- **Exercise requirements**
Copy out every line that contains the word "пять".

(Data entries)
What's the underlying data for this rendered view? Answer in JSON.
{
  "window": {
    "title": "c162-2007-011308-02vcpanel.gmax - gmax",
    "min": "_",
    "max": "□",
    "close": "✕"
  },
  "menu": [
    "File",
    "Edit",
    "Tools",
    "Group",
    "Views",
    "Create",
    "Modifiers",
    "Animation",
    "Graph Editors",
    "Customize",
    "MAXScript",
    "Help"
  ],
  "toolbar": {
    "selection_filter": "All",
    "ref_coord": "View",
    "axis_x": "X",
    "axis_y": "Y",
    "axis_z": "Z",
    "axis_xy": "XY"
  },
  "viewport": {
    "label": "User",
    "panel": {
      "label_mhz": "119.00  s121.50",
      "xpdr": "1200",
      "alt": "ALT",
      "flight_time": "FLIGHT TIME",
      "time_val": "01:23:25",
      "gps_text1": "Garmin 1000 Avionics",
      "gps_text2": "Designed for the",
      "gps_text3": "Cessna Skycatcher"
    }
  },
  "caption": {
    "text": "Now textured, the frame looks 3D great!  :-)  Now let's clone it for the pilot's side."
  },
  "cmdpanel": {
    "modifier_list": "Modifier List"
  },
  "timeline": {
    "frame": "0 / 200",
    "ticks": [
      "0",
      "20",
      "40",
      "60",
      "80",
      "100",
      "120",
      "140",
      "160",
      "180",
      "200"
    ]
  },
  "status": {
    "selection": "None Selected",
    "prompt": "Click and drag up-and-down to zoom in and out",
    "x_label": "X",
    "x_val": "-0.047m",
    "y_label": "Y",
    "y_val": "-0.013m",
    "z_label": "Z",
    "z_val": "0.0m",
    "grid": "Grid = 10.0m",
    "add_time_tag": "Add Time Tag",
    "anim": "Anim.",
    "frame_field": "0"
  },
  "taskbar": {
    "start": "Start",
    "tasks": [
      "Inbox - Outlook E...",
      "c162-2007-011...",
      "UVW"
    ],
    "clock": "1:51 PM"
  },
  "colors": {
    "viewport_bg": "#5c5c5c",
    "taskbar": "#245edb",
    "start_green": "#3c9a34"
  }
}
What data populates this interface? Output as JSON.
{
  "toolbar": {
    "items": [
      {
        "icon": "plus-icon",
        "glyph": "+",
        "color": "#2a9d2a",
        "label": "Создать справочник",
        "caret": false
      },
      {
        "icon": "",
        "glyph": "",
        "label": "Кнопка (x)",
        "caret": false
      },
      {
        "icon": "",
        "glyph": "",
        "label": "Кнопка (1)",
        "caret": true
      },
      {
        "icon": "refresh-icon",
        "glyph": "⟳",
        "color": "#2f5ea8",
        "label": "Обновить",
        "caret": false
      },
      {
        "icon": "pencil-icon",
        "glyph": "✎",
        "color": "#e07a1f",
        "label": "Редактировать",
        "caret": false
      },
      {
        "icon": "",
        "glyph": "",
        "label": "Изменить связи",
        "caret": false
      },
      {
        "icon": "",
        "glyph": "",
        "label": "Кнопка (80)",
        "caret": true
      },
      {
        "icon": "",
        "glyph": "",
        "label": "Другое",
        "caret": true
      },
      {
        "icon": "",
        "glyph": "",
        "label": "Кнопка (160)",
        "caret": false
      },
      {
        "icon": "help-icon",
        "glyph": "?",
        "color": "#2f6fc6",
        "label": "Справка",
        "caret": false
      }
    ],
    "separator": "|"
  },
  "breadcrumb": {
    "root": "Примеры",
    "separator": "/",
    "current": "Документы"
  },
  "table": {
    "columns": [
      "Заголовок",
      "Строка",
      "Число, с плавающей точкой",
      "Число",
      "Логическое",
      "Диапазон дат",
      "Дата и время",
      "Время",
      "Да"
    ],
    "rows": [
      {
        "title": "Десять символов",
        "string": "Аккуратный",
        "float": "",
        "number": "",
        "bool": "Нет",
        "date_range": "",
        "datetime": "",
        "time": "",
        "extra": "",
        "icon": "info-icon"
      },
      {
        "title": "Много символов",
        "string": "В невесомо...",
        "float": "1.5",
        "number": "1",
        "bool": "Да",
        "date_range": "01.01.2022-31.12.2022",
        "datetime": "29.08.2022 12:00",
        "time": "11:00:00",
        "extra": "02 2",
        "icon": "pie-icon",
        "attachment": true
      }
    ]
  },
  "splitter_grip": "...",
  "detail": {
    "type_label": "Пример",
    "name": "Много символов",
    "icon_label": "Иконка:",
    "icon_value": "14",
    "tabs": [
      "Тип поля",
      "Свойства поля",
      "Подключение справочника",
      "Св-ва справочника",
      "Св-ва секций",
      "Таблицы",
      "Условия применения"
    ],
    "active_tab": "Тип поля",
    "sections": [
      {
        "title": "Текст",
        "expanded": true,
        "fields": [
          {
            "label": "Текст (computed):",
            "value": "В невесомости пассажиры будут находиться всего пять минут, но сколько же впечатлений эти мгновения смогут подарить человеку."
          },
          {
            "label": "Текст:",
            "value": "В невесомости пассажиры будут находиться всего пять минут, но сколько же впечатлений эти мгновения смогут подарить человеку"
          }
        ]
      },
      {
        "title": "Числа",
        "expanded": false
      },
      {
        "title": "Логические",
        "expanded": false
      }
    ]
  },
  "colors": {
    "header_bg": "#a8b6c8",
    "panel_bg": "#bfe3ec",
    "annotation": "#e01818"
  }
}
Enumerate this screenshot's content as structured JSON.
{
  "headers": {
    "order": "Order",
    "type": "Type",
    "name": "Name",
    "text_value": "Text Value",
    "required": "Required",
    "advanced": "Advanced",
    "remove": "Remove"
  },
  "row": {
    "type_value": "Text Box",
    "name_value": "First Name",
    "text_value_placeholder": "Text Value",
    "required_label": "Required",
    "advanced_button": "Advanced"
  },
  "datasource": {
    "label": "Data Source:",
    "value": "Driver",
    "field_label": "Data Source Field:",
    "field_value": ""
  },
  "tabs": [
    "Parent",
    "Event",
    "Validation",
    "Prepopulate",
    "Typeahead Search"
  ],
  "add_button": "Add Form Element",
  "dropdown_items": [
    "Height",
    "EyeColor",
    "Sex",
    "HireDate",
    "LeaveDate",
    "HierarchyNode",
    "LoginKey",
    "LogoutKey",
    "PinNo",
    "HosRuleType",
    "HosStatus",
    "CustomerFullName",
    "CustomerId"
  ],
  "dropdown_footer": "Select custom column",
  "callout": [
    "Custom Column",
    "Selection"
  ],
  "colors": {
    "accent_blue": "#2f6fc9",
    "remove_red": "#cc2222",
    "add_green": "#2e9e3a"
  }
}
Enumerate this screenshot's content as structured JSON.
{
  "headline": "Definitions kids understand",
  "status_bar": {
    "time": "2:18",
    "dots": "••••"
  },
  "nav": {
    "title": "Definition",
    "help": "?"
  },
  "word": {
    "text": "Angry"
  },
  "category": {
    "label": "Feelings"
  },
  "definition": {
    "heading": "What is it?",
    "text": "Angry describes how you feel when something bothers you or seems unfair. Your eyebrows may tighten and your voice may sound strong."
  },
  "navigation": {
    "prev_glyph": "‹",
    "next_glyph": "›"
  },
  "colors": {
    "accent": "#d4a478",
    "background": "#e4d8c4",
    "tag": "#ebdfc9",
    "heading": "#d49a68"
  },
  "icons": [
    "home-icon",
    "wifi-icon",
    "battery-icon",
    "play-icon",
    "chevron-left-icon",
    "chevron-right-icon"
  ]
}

- **In response**
            "value": "В невесомости пассажиры будут находиться всего пять минут, но сколько же впечатлений эти мгновения смогут подарить человеку."
            "value": "В невесомости пассажиры будут находиться всего пять минут, но сколько же впечатлений эти мгновения смогут подарить человеку"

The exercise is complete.